The exercise:
Extract each line of the records below that contains the word "topics".

Provided data:

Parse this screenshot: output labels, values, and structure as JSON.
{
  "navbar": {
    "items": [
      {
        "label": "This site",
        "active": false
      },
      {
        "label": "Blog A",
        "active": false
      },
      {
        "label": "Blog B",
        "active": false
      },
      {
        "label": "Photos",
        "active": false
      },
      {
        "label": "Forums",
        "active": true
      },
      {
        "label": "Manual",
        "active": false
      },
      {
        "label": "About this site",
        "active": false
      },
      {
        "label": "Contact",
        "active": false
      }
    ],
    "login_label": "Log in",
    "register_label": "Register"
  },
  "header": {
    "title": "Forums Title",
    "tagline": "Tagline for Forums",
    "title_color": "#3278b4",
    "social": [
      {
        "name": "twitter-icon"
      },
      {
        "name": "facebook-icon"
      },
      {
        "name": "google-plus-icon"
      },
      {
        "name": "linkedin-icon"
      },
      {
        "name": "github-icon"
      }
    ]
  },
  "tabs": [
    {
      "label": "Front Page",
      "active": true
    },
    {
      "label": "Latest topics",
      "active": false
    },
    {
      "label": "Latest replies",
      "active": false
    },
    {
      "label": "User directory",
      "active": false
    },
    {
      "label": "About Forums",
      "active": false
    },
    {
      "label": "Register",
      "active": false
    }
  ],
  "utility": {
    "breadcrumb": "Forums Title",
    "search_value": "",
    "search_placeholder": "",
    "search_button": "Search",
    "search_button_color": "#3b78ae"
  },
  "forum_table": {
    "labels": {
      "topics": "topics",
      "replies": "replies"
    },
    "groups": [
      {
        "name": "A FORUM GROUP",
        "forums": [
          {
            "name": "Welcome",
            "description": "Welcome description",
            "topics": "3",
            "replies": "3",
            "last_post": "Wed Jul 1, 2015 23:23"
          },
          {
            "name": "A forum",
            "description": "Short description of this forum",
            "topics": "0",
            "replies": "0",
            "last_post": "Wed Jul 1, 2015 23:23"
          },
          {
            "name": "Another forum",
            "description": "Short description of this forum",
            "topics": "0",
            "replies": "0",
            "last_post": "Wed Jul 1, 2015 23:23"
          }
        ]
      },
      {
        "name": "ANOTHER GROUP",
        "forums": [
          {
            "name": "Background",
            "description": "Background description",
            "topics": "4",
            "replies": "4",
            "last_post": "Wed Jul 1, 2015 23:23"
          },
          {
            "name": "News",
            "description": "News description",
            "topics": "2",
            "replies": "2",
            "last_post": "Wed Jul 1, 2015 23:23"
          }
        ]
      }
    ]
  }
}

Answer below:
      "label": "Latest topics",
      "topics": "topics",
            "topics": "3",
            "topics": "0",
            "topics": "0",
            "topics": "4",
            "topics": "2",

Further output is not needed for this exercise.